» **PROBLEM DETAILS**
Show each line of the rows below that contains the string "header", copying every such line in full. Case counts when matching.

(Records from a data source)
··········

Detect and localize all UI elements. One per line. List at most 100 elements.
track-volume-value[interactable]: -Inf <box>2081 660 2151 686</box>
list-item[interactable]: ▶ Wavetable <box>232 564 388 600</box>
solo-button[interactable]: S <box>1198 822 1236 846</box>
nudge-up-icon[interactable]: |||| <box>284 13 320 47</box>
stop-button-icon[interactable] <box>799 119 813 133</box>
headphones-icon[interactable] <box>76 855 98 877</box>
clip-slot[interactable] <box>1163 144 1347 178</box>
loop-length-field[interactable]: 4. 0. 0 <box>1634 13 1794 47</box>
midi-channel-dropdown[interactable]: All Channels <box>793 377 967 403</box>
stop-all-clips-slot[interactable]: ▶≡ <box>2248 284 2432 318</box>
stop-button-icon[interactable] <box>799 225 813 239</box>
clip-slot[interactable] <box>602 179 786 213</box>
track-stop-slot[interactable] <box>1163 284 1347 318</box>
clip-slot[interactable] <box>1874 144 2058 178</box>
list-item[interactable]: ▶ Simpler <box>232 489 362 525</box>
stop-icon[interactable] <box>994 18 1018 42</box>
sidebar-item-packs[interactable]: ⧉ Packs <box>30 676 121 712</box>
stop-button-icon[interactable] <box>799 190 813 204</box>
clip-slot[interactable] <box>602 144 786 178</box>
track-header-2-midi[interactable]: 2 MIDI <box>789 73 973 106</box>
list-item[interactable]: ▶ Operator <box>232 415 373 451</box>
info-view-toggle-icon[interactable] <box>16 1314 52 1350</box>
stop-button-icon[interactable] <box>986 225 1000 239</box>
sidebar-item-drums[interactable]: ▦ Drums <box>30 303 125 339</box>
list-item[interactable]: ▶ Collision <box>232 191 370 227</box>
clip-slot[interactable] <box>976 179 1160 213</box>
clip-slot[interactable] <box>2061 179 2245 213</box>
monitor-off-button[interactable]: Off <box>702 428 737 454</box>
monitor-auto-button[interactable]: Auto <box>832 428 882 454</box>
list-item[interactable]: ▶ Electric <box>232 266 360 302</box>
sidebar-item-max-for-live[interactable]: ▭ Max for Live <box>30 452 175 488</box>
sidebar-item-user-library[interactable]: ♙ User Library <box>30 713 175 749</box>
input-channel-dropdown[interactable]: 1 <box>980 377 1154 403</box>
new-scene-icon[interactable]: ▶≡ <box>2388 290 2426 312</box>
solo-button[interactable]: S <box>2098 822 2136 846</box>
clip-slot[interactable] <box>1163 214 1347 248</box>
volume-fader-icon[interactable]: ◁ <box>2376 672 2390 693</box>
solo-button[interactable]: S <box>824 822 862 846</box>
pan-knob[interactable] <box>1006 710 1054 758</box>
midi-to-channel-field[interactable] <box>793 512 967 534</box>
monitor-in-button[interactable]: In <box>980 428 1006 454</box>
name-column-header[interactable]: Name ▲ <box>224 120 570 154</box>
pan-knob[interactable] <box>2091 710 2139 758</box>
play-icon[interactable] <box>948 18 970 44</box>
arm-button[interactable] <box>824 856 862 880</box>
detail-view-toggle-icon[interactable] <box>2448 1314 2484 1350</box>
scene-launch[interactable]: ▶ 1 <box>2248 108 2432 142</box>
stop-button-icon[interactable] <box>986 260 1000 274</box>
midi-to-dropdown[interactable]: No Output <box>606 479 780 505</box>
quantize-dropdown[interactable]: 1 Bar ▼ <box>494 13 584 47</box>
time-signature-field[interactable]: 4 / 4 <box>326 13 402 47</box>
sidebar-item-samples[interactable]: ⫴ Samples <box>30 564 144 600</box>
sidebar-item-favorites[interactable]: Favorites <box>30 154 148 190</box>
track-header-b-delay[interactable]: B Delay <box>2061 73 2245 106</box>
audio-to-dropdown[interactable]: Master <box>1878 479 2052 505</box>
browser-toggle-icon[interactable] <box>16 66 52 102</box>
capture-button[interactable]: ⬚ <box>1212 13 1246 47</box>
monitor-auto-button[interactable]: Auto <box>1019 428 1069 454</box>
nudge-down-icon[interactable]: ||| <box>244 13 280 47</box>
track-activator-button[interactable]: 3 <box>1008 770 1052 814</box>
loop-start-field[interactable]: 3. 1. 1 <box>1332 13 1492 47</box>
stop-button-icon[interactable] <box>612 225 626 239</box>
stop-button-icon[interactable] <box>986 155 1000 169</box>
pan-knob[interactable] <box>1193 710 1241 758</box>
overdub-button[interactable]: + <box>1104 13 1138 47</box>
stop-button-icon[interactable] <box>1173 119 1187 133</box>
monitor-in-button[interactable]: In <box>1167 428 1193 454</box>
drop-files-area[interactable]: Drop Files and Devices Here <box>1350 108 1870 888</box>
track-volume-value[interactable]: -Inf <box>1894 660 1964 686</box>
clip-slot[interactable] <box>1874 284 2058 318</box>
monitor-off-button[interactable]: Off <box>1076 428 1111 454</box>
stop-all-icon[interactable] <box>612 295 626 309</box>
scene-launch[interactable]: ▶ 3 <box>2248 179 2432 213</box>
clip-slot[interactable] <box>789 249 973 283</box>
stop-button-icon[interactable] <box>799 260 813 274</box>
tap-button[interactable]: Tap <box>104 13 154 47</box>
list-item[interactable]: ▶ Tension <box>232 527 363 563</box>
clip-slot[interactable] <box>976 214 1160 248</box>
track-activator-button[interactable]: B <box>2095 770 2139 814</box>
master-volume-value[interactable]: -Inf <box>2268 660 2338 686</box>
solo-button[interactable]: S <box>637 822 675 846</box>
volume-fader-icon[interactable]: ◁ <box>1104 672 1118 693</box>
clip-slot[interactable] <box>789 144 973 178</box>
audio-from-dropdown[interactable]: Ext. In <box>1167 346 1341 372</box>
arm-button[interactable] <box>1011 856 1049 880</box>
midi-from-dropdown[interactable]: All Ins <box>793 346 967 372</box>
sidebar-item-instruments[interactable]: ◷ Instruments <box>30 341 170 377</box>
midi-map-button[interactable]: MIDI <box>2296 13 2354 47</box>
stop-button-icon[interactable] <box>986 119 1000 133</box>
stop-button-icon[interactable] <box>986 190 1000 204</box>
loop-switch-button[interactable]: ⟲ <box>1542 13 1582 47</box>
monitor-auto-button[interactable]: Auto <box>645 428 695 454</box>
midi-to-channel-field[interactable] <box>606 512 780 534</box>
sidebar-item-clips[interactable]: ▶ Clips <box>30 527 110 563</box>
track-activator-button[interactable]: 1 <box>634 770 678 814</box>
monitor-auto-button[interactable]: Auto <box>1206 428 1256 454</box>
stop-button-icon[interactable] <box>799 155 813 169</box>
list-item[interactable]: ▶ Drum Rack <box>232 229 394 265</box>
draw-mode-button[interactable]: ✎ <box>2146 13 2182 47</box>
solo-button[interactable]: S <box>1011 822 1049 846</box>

··········

» **EXERCISE ANSWER**
track-header-2-midi[interactable]: 2 MIDI <box>789 73 973 106</box>
name-column-header[interactable]: Name ▲ <box>224 120 570 154</box>
track-header-b-delay[interactable]: B Delay <box>2061 73 2245 106</box>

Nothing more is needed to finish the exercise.